> [THE PROBLEM] Locate each line in the data where the word "List" appears, and copy those lines.

=== PROVIDED DATA ===

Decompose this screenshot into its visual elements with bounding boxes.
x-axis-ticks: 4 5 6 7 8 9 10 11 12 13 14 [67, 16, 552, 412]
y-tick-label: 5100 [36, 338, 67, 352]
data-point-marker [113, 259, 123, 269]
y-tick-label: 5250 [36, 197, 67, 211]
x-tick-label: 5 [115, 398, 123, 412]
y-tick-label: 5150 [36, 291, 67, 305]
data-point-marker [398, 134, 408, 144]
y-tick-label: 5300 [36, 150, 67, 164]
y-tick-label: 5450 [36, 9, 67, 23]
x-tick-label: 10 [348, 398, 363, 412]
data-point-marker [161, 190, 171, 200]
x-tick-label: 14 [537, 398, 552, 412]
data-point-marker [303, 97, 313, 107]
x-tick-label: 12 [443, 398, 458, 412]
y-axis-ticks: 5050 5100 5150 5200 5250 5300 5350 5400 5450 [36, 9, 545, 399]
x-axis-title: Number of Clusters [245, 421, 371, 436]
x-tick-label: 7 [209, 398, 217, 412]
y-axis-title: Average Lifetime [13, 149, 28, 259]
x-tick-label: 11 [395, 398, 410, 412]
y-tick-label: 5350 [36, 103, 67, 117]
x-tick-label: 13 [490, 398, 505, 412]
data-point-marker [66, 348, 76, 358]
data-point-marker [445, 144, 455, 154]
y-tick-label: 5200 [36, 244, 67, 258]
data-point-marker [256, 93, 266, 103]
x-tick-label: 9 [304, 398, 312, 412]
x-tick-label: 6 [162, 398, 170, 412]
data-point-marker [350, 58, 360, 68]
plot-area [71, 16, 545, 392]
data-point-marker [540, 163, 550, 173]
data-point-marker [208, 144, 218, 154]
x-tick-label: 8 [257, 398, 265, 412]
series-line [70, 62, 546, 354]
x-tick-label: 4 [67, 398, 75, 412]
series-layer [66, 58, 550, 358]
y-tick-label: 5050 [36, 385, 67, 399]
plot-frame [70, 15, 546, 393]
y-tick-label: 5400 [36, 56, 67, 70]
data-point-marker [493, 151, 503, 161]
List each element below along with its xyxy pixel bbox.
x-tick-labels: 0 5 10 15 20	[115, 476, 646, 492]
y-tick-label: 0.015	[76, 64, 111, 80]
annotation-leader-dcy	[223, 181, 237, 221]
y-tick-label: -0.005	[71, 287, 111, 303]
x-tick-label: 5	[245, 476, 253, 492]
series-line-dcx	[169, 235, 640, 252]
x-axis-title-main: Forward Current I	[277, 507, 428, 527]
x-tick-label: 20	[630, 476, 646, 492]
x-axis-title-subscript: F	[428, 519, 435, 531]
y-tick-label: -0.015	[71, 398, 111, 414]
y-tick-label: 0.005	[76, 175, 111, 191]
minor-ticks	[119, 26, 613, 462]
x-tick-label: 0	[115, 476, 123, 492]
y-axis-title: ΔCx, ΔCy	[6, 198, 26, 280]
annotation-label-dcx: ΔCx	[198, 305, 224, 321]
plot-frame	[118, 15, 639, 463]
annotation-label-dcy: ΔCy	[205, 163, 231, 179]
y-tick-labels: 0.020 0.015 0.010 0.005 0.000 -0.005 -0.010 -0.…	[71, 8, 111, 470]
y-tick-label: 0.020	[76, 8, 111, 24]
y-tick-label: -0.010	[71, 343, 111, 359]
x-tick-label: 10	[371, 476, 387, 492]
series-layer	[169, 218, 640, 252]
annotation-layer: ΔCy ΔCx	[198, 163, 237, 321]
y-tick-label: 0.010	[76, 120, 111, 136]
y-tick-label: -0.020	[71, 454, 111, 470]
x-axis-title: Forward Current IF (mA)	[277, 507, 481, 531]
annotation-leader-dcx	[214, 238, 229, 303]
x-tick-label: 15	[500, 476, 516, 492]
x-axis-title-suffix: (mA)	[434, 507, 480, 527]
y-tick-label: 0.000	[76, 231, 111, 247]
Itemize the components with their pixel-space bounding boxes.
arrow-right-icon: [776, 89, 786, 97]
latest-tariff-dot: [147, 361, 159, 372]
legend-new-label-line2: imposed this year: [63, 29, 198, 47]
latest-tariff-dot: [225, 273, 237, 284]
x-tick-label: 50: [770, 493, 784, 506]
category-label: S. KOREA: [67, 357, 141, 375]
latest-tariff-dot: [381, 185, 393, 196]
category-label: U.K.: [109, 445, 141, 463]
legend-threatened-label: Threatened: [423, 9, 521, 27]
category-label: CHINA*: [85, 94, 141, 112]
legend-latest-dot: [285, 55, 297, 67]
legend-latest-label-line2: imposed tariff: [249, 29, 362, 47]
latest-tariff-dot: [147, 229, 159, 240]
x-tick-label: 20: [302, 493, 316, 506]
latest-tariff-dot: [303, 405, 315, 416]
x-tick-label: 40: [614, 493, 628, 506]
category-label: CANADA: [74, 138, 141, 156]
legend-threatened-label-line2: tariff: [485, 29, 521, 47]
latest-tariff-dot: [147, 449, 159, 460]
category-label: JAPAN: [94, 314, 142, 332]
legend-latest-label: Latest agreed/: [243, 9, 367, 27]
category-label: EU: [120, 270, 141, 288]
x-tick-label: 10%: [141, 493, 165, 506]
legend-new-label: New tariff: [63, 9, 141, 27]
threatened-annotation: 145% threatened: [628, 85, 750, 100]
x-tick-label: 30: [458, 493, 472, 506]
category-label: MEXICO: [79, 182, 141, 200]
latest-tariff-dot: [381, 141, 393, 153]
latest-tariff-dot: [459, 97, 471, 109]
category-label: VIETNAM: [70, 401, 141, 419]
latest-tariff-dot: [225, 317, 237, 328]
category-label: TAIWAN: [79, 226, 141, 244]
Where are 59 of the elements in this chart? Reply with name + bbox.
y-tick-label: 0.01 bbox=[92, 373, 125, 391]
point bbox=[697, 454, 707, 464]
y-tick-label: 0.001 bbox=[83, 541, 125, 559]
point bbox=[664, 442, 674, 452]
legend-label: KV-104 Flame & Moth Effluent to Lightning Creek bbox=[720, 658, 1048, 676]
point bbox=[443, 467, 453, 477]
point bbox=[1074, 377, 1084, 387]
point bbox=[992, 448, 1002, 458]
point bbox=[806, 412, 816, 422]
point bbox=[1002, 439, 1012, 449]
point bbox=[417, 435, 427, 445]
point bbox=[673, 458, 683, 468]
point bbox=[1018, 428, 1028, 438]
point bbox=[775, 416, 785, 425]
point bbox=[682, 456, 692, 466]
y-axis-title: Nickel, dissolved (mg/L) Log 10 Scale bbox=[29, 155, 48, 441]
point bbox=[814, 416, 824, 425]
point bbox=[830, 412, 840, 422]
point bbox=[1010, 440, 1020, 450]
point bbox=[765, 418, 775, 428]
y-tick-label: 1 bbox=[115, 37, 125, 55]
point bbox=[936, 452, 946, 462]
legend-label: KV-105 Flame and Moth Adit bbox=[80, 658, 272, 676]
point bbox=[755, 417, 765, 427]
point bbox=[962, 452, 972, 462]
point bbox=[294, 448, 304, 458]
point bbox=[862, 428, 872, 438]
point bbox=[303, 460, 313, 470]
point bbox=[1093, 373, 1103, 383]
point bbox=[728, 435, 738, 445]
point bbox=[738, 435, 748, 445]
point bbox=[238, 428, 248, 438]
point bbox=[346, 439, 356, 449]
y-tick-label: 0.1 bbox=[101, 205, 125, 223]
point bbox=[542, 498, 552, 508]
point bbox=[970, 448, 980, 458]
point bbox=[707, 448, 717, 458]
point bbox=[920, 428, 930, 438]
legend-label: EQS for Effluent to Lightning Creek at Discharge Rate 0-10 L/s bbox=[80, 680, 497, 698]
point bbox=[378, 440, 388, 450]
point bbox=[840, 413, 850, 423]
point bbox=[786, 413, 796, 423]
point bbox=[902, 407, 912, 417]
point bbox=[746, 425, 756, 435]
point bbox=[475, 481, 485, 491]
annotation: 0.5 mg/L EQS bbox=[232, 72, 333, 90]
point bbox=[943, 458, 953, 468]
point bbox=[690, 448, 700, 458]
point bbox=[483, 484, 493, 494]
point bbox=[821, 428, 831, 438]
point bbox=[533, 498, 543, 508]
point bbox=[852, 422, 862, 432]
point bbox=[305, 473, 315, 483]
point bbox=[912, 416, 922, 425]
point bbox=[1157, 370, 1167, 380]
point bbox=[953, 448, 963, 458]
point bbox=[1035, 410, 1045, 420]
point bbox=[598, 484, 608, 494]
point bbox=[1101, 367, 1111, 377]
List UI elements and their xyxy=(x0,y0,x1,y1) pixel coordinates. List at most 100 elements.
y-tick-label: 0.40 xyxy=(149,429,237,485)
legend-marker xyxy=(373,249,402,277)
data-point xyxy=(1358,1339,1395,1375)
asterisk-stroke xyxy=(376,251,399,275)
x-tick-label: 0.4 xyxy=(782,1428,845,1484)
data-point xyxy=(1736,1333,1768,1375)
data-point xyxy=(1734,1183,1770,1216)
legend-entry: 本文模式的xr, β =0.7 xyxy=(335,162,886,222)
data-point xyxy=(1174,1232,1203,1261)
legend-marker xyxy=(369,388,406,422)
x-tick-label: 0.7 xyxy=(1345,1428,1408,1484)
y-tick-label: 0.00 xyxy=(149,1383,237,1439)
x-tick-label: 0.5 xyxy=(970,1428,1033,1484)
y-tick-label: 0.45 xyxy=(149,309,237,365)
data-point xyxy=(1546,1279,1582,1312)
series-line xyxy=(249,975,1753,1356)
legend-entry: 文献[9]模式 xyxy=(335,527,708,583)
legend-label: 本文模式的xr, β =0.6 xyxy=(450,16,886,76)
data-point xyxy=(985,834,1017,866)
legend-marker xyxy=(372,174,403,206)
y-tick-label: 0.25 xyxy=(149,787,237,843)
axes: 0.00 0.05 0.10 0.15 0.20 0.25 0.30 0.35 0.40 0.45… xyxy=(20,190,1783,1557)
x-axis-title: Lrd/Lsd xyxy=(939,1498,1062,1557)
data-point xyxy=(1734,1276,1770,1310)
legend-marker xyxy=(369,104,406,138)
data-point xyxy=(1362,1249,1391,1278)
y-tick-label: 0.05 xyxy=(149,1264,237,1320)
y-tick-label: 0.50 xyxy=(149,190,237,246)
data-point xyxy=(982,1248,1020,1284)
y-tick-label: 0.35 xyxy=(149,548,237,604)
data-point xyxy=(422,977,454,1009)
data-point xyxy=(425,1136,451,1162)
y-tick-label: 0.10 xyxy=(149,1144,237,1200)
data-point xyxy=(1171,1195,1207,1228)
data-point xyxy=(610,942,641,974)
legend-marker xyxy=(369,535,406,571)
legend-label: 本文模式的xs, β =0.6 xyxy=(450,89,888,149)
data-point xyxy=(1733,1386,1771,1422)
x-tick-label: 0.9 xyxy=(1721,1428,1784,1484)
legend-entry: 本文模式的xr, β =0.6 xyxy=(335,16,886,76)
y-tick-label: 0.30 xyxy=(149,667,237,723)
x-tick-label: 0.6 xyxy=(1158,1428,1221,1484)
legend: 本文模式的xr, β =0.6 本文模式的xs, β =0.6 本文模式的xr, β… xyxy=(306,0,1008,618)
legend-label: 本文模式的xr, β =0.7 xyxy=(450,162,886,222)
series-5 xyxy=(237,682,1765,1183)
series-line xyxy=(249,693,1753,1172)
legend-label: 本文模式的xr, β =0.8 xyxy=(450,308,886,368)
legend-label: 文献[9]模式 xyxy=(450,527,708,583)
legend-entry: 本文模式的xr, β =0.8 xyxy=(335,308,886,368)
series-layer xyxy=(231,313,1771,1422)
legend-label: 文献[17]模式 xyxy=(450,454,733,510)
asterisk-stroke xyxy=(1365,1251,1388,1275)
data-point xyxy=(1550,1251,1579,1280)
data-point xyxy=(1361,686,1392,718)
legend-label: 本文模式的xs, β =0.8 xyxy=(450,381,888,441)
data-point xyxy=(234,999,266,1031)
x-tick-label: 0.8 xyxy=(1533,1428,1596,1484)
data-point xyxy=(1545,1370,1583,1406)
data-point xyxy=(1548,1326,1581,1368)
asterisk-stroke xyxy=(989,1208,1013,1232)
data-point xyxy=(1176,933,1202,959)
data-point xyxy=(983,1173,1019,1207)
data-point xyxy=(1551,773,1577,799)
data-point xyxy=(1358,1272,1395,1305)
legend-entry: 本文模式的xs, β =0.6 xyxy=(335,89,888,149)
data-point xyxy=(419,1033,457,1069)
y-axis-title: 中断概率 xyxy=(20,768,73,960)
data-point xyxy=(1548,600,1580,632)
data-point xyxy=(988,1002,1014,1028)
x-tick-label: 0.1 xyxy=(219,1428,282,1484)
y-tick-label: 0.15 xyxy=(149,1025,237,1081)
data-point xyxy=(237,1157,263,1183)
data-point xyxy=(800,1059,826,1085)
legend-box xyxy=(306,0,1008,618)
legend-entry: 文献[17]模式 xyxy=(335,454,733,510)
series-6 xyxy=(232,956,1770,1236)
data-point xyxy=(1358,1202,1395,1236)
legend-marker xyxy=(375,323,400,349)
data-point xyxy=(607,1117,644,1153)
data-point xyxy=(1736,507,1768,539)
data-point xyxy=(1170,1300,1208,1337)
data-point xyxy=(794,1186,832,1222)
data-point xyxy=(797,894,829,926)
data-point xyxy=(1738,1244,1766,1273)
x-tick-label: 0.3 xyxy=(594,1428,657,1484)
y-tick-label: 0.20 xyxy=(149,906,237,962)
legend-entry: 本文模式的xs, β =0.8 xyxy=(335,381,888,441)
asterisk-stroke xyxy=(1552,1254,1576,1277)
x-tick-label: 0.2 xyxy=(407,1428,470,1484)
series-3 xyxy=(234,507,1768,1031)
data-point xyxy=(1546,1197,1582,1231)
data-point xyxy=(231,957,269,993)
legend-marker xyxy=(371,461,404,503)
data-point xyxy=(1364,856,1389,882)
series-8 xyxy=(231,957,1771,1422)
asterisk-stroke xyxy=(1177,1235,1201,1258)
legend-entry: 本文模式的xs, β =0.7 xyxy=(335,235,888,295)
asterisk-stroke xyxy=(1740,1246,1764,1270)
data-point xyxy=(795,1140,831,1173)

===

> [REPLY]
List each element below along with its xyxy pixel bbox.
List UI elements and their xyxy=(x0,y0,x1,y1) pixel coordinates. List at most 100 elements.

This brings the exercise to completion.